** START Material to process **
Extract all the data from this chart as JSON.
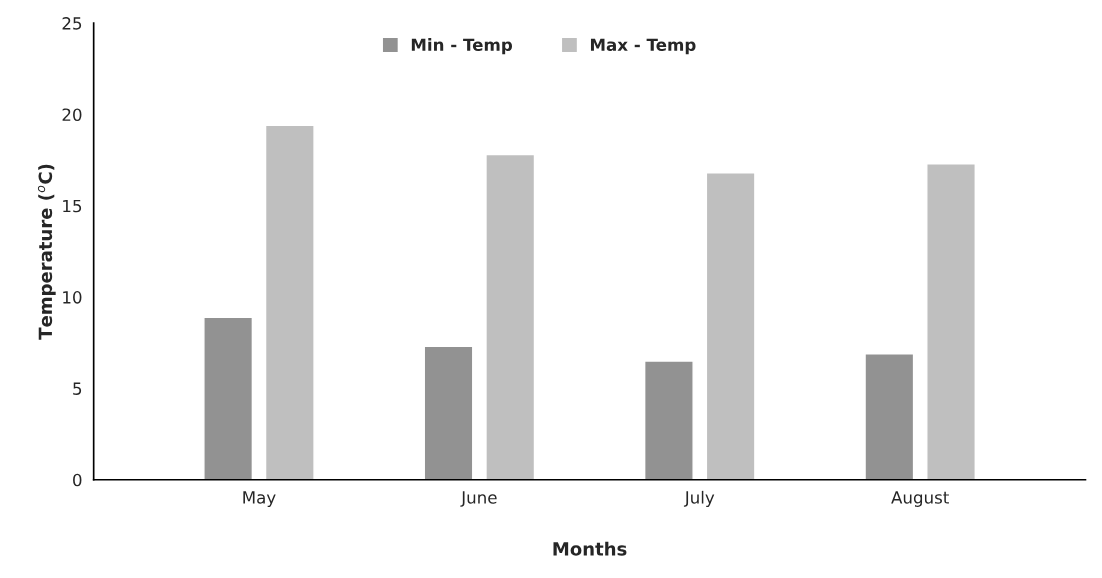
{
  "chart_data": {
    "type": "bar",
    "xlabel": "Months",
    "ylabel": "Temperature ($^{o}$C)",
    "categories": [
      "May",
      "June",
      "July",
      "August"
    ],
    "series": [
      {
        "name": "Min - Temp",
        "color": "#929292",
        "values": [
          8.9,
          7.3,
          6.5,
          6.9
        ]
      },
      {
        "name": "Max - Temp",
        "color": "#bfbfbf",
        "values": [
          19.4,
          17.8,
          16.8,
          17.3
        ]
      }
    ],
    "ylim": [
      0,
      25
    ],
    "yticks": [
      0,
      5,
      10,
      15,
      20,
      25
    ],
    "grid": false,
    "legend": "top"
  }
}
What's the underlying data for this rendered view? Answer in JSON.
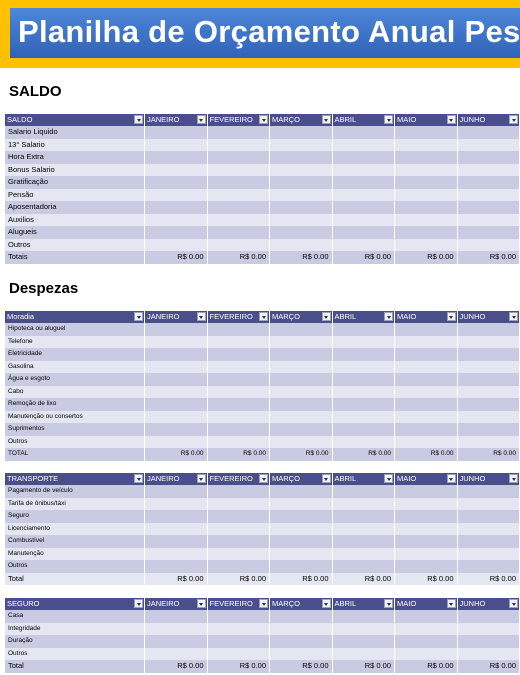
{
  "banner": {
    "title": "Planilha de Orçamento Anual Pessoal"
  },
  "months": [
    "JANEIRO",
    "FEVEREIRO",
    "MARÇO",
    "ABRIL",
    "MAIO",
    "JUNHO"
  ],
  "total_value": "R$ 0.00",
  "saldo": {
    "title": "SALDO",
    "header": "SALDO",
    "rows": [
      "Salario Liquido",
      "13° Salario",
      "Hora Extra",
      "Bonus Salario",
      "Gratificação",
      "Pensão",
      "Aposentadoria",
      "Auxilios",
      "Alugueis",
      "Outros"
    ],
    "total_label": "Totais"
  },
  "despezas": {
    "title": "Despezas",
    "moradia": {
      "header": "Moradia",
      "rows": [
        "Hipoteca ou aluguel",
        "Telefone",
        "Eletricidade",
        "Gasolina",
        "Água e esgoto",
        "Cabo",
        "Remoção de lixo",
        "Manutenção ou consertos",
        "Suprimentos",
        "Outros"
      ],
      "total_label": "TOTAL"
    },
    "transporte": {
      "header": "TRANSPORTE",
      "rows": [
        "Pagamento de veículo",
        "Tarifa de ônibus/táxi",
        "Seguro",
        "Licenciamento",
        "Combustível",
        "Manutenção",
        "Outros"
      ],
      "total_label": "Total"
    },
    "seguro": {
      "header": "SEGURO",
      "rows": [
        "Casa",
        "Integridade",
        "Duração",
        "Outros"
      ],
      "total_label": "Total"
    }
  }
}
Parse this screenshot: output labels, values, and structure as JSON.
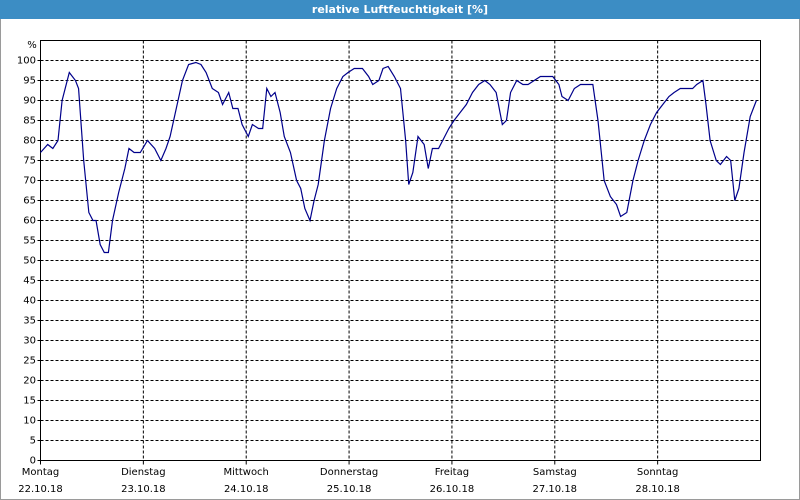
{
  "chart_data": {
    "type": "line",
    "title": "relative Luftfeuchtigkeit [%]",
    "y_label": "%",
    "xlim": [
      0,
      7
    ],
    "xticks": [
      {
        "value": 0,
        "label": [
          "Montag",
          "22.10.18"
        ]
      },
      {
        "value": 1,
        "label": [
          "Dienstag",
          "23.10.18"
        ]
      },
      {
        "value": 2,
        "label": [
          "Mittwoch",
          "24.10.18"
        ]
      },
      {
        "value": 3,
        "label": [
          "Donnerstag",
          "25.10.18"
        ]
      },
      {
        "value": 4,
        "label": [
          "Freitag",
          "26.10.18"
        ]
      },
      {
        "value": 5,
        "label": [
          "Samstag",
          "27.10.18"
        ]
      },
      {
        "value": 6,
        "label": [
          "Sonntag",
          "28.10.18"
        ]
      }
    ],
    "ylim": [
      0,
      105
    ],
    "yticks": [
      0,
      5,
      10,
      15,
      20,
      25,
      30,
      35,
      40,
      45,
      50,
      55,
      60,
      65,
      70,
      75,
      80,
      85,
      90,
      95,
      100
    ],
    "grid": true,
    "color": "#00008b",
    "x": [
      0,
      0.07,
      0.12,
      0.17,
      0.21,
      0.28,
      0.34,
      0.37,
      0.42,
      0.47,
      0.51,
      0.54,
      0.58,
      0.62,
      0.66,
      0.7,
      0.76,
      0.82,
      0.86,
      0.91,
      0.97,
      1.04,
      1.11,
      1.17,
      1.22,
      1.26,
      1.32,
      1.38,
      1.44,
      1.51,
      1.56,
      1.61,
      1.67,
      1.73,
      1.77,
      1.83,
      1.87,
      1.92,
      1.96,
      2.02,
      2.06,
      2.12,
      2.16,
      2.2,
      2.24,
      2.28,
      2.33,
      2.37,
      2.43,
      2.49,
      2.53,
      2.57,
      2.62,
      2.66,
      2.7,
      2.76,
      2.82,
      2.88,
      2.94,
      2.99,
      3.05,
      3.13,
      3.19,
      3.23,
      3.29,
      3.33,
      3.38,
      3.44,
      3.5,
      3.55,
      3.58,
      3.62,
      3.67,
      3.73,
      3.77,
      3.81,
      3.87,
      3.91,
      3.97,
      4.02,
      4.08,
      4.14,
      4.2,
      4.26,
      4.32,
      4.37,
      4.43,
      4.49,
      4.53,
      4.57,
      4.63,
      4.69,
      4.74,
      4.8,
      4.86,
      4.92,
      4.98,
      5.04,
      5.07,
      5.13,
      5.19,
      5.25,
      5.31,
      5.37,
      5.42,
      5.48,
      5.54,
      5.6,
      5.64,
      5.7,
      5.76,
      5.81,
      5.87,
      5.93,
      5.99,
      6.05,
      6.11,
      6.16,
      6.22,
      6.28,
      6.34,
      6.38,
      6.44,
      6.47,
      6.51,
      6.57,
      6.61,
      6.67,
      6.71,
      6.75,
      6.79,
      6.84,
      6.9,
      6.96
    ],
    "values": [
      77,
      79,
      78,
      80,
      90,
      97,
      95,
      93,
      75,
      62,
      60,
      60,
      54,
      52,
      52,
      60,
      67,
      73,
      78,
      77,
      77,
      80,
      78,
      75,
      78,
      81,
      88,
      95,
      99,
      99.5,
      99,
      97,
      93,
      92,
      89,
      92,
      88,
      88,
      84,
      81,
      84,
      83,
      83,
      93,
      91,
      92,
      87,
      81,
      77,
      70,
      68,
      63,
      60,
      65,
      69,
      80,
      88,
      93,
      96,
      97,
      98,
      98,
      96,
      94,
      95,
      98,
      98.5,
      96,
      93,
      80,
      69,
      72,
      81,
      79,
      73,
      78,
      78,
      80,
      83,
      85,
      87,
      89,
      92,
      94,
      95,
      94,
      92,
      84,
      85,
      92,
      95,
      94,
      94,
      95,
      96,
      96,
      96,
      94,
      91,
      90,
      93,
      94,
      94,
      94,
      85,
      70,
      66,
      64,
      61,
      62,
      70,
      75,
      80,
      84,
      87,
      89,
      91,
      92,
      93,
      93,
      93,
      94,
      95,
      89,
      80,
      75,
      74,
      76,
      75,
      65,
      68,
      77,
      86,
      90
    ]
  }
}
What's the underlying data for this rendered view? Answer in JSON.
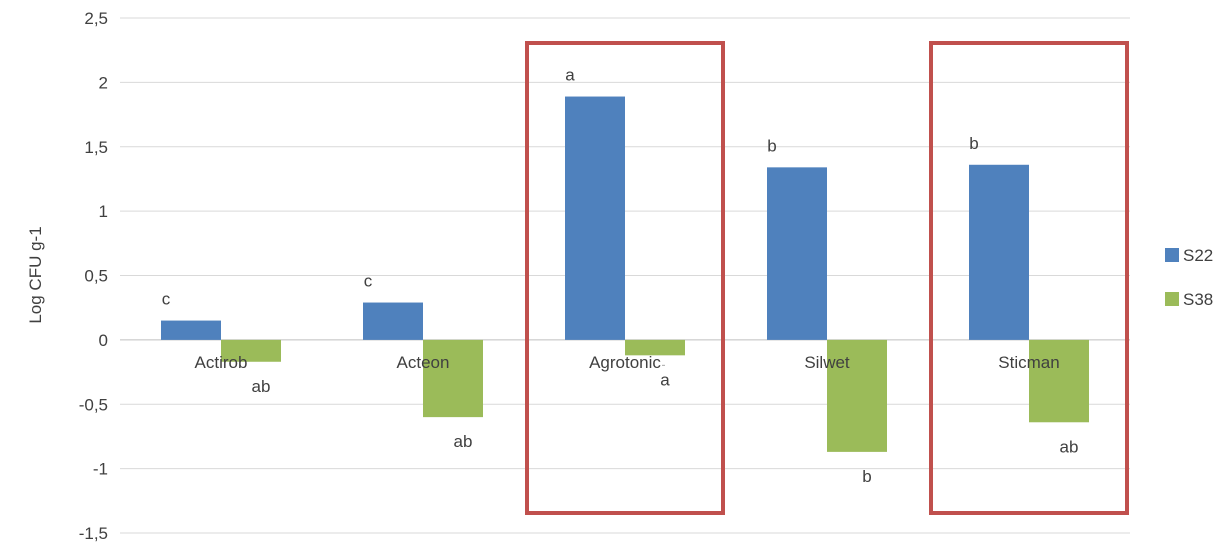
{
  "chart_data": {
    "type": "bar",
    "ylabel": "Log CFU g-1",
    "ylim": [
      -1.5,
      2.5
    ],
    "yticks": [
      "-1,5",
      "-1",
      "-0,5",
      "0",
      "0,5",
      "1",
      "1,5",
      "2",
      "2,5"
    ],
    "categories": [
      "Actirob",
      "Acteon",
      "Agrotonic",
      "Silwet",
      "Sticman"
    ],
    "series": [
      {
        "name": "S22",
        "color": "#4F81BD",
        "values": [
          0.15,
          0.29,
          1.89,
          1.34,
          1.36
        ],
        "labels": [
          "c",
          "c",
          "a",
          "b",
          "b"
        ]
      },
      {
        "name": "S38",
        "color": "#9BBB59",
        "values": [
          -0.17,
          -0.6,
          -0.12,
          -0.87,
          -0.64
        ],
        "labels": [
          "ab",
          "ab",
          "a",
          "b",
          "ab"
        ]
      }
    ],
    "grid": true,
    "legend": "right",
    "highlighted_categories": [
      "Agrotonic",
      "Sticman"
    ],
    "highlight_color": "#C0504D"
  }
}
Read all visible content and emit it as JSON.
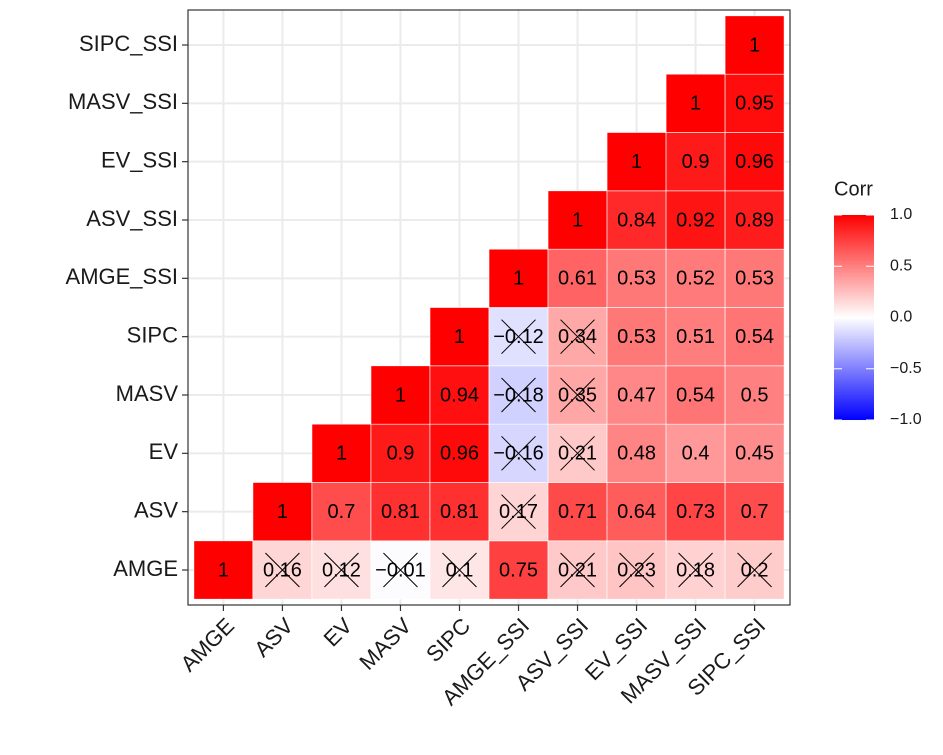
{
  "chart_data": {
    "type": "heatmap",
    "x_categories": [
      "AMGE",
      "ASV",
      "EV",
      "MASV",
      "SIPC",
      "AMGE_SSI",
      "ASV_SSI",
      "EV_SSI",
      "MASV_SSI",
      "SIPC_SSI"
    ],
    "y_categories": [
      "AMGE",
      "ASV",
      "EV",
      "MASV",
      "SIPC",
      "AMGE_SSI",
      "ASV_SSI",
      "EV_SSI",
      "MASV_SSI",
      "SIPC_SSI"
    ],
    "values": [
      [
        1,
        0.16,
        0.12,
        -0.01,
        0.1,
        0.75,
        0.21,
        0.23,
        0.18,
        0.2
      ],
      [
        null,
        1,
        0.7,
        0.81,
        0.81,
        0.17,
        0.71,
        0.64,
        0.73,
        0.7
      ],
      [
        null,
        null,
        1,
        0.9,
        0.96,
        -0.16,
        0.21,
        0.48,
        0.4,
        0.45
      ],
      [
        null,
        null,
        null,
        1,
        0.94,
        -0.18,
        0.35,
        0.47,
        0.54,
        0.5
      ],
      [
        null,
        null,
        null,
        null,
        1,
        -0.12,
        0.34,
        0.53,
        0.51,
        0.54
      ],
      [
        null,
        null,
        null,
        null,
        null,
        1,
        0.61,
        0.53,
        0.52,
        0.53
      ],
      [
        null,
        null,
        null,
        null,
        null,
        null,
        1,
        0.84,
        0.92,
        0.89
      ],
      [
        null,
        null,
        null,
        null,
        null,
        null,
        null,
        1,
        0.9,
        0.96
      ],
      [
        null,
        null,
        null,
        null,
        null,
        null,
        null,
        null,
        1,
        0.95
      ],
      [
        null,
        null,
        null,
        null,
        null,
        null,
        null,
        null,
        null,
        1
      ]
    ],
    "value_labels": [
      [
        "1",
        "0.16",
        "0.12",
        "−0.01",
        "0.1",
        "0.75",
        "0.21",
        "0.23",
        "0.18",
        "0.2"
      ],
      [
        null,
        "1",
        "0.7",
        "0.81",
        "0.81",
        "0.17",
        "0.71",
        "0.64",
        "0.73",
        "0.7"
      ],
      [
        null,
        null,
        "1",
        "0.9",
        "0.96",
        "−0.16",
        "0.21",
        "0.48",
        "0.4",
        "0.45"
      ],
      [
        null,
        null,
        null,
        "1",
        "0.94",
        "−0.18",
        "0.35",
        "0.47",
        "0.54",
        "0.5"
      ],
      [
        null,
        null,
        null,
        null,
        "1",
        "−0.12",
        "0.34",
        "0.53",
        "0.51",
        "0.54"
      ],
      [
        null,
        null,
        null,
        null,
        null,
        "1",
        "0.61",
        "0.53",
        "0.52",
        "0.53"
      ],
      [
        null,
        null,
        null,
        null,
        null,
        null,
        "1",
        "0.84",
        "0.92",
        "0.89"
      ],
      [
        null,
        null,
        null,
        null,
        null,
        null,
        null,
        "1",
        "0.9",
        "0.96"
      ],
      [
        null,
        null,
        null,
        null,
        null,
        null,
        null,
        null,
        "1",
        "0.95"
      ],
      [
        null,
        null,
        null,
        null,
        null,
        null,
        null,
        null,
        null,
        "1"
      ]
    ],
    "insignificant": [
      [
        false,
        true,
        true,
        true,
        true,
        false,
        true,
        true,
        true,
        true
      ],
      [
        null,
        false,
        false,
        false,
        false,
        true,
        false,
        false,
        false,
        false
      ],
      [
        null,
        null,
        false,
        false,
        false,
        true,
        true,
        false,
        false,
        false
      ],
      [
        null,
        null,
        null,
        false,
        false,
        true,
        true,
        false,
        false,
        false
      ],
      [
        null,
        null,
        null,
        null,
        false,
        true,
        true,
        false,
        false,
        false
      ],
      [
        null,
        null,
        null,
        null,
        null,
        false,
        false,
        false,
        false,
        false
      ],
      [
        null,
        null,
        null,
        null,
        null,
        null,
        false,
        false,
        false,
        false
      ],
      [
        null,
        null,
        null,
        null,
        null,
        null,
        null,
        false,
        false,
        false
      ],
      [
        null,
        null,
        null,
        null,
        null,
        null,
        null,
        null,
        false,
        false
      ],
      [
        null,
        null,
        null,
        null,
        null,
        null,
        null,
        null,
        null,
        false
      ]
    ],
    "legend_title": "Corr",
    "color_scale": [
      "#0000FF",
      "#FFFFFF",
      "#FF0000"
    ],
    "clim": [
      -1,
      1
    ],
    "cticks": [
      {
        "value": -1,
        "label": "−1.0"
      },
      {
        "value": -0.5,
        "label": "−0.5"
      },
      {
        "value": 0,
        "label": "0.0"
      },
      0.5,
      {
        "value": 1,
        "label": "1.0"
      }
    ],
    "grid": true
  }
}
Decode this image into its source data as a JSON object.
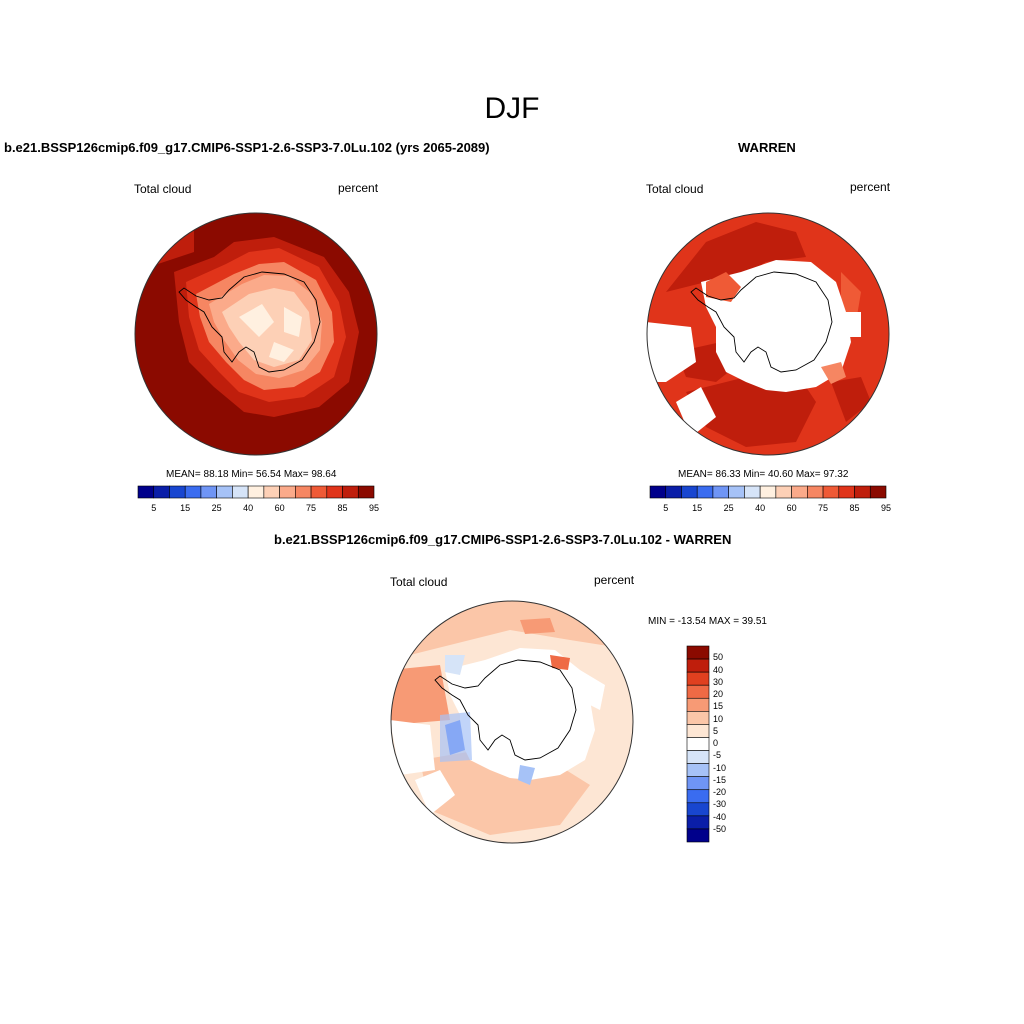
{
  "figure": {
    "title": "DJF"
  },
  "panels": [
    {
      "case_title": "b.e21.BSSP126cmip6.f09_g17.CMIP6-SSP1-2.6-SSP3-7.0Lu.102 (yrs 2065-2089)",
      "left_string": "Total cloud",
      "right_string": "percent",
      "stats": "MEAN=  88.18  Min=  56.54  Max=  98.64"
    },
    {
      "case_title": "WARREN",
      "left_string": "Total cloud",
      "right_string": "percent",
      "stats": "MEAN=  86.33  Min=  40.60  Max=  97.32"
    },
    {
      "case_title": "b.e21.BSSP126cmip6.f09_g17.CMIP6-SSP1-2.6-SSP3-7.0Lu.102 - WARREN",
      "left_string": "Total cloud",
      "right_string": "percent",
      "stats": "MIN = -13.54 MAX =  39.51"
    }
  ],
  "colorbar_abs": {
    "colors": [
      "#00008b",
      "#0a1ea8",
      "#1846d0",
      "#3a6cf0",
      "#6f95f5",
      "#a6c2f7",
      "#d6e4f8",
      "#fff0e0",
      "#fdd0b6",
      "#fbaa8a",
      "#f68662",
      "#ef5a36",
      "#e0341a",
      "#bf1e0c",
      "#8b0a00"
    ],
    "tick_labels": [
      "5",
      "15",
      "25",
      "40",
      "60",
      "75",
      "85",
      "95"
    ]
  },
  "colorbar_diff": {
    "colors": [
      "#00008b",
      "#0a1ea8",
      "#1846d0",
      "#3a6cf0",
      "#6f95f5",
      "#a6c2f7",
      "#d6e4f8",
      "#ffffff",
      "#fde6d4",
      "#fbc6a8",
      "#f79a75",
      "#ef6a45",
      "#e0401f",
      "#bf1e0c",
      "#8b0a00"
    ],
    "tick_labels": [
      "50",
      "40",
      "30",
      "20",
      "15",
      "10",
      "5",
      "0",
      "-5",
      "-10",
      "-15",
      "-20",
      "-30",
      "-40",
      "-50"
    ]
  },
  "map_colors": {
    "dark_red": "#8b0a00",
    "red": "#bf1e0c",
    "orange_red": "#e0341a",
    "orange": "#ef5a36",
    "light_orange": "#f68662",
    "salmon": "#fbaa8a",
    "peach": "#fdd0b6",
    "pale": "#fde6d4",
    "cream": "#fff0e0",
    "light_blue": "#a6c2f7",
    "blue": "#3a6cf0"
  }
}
** END Material to process **
## Given instruction
Copy all lines from the data that hold the word "stats".

## Response to the exercise
      "stats": "MEAN=  88.18  Min=  56.54  Max=  98.64"
      "stats": "MEAN=  86.33  Min=  40.60  Max=  97.32"
      "stats": "MIN = -13.54 MAX =  39.51"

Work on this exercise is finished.